Hunt for the word "ACADEMIA" across the entries below, copying each line that holds it.

> _Dataset items_
--- Start ---

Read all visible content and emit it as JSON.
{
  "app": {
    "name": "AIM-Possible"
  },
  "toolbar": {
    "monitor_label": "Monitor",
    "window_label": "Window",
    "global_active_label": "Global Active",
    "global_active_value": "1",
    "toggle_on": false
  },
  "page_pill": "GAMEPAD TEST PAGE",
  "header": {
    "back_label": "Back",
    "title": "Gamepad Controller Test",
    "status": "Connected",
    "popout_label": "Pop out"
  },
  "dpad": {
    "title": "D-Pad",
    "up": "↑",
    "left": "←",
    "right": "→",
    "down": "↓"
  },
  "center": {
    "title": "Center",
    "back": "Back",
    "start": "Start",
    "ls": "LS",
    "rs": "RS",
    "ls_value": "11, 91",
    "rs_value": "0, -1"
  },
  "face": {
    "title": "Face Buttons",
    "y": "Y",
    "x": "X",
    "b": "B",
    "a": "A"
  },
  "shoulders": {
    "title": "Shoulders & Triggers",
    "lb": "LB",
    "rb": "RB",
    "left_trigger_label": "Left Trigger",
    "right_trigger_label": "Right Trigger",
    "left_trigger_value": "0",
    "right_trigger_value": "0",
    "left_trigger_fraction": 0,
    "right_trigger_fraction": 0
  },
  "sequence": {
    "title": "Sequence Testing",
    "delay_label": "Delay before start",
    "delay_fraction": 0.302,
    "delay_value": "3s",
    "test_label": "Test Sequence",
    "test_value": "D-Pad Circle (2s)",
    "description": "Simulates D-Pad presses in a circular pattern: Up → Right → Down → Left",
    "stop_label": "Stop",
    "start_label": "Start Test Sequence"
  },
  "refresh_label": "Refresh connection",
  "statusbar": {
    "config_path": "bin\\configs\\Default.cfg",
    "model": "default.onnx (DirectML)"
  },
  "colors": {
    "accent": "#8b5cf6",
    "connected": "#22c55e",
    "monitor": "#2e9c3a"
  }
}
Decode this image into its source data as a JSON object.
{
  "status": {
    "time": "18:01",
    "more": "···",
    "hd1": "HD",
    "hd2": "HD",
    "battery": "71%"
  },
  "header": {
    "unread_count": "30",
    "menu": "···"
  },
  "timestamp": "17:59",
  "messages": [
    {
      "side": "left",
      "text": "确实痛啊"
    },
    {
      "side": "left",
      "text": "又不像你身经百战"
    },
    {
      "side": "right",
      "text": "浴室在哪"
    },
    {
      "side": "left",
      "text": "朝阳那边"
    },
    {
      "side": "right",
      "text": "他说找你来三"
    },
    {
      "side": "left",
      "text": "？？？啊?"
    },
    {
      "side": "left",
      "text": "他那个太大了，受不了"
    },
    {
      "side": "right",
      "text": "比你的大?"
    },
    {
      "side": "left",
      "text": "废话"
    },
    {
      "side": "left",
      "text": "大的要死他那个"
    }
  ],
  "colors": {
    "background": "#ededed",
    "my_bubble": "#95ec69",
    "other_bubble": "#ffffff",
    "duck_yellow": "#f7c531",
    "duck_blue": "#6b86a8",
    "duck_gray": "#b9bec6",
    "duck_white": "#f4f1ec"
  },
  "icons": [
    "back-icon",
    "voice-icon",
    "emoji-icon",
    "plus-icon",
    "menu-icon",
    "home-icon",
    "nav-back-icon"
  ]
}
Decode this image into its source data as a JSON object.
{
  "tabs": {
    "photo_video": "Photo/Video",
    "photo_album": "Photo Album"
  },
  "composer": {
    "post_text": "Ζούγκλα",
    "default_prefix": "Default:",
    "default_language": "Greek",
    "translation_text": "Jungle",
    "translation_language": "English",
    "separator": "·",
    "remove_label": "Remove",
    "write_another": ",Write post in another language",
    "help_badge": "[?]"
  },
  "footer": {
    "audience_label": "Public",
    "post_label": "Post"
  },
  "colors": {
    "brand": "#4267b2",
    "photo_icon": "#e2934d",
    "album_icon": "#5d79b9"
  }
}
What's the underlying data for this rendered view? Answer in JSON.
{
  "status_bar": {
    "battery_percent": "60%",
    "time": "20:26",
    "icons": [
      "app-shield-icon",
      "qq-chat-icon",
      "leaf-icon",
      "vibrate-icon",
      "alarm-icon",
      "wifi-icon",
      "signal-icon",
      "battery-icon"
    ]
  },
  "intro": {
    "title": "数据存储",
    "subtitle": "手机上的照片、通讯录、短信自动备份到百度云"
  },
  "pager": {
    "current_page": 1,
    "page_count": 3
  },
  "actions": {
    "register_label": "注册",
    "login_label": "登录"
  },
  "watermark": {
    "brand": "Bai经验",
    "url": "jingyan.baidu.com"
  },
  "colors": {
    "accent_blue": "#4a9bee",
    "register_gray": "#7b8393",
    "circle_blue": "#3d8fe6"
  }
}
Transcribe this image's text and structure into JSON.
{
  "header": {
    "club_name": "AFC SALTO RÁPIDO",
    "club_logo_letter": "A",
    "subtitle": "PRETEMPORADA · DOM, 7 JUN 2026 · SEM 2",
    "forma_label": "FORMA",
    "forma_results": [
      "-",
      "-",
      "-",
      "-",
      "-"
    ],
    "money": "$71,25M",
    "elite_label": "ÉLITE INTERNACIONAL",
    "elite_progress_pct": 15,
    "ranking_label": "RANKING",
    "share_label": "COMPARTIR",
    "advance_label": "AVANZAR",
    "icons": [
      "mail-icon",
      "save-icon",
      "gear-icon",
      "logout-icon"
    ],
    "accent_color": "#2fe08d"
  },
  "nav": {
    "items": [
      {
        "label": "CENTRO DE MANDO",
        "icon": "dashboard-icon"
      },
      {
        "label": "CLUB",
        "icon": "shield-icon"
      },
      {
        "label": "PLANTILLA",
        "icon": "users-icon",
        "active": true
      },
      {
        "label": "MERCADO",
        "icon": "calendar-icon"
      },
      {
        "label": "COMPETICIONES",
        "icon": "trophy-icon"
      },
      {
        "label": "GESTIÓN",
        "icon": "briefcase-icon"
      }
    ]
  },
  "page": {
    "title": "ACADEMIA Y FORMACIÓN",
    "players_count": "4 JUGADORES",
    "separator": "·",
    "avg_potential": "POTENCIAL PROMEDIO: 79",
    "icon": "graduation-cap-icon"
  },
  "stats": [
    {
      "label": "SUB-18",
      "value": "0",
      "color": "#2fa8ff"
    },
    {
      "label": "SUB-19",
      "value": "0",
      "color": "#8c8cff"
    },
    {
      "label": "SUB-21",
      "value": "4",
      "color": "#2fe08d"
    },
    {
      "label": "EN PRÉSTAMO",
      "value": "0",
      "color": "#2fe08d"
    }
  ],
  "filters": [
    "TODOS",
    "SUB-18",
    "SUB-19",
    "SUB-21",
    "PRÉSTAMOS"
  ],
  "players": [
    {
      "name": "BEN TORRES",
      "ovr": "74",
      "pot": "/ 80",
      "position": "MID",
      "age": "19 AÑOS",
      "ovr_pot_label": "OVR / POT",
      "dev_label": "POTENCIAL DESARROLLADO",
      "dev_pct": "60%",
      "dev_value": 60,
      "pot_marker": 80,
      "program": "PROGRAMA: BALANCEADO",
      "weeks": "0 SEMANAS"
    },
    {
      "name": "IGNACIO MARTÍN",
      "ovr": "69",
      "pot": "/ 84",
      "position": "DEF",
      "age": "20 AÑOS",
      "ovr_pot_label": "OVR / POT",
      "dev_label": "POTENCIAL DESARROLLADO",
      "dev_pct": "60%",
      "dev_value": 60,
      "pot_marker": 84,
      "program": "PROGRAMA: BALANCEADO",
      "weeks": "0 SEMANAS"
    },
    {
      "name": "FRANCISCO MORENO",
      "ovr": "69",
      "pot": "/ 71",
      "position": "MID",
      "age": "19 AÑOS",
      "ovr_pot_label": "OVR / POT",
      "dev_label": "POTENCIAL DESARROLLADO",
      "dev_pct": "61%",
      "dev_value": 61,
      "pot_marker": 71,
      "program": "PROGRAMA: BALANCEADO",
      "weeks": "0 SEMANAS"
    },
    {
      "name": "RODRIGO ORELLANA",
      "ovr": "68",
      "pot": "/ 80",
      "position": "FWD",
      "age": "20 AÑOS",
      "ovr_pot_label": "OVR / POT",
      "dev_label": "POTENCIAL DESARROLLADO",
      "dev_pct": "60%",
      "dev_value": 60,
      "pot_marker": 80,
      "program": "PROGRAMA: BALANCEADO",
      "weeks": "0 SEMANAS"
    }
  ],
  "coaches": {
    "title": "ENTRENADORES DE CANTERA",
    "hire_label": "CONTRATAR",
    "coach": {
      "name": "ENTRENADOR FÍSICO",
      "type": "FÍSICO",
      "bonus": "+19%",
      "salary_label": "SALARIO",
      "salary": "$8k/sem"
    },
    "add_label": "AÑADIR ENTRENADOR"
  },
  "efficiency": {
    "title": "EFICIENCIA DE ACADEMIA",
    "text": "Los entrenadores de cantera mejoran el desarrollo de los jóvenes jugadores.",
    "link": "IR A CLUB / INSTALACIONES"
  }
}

--- End ---

> _Finished exercise_
    "title": "ACADEMIA Y FORMACIÓN",
    "title": "EFICIENCIA DE ACADEMIA",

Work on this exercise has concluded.